• **WHAT NEEDS TO BE DONE**
Among the entries below, count the lines that contain the word "name". Write down only the total.
-- Begin RECORDS FOR THE TASK --
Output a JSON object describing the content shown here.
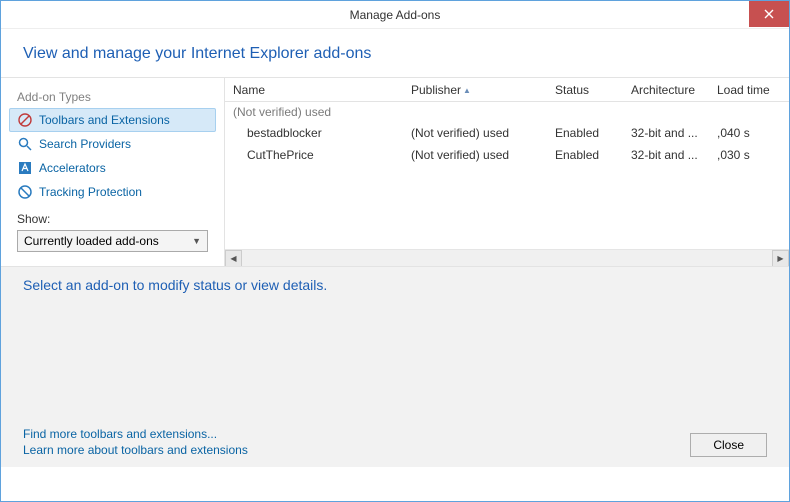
{
  "window": {
    "title": "Manage Add-ons"
  },
  "header": {
    "text": "View and manage your Internet Explorer add-ons"
  },
  "sidebar": {
    "types_label": "Add-on Types",
    "items": [
      {
        "label": "Toolbars and Extensions"
      },
      {
        "label": "Search Providers"
      },
      {
        "label": "Accelerators"
      },
      {
        "label": "Tracking Protection"
      }
    ],
    "show_label": "Show:",
    "dropdown_value": "Currently loaded add-ons"
  },
  "table": {
    "columns": {
      "name": "Name",
      "publisher": "Publisher",
      "status": "Status",
      "arch": "Architecture",
      "load": "Load time"
    },
    "group": "(Not verified) used",
    "rows": [
      {
        "name": "bestadblocker",
        "publisher": "(Not verified) used",
        "status": "Enabled",
        "arch": "32-bit and ...",
        "load": ",040 s"
      },
      {
        "name": "CutThePrice",
        "publisher": "(Not verified) used",
        "status": "Enabled",
        "arch": "32-bit and ...",
        "load": ",030 s"
      }
    ]
  },
  "details": {
    "prompt": "Select an add-on to modify status or view details."
  },
  "footer": {
    "link1": "Find more toolbars and extensions...",
    "link2": "Learn more about toolbars and extensions",
    "close": "Close"
  }
}
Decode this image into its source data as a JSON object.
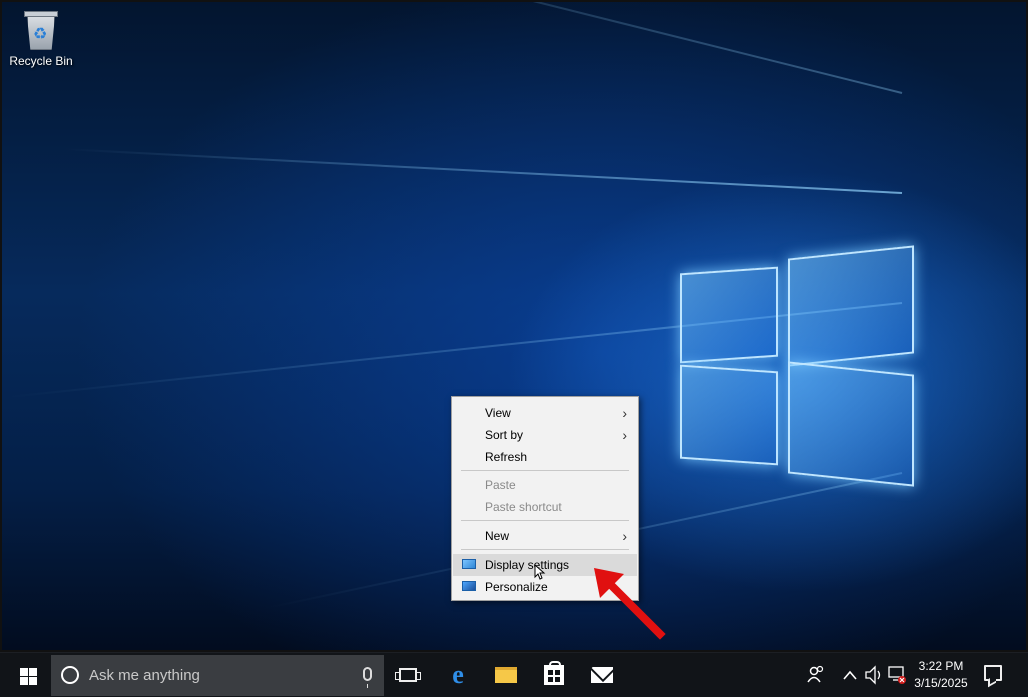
-- End RECORDS FOR THE TASK --
• **WRITTEN REPLY**
3